Required work:
Return the listing below in full, with every line exactly as it is.

◆ ◆ ◆ ◆

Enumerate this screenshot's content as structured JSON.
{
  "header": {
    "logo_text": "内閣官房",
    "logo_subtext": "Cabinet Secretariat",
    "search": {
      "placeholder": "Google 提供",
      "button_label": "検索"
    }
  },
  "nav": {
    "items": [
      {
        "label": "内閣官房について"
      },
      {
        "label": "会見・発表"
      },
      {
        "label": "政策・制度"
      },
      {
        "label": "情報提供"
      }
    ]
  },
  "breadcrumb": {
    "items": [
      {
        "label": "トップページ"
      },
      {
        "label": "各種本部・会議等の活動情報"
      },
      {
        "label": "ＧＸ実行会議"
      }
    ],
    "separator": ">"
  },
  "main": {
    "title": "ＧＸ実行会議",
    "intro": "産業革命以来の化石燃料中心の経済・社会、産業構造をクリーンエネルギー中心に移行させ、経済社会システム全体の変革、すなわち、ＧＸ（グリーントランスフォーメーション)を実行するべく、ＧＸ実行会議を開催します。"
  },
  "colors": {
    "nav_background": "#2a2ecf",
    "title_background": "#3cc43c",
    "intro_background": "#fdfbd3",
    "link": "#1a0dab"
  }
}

◆ ◆ ◆ ◆

Exercise solution:
Enumerate this screenshot's content as structured JSON.
{
  "header": {
    "logo_text": "内閣官房",
    "logo_subtext": "Cabinet Secretariat",
    "search": {
      "placeholder": "Google 提供",
      "button_label": "検索"
    }
  },
  "nav": {
    "items": [
      {
        "label": "内閣官房について"
      },
      {
        "label": "会見・発表"
      },
      {
        "label": "政策・制度"
      },
      {
        "label": "情報提供"
      }
    ]
  },
  "breadcrumb": {
    "items": [
      {
        "label": "トップページ"
      },
      {
        "label": "各種本部・会議等の活動情報"
      },
      {
        "label": "ＧＸ実行会議"
      }
    ],
    "separator": ">"
  },
  "main": {
    "title": "ＧＸ実行会議",
    "intro": "産業革命以来の化石燃料中心の経済・社会、産業構造をクリーンエネルギー中心に移行させ、経済社会システム全体の変革、すなわち、ＧＸ（グリーントランスフォーメーション)を実行するべく、ＧＸ実行会議を開催します。"
  },
  "colors": {
    "nav_background": "#2a2ecf",
    "title_background": "#3cc43c",
    "intro_background": "#fdfbd3",
    "link": "#1a0dab"
  }
}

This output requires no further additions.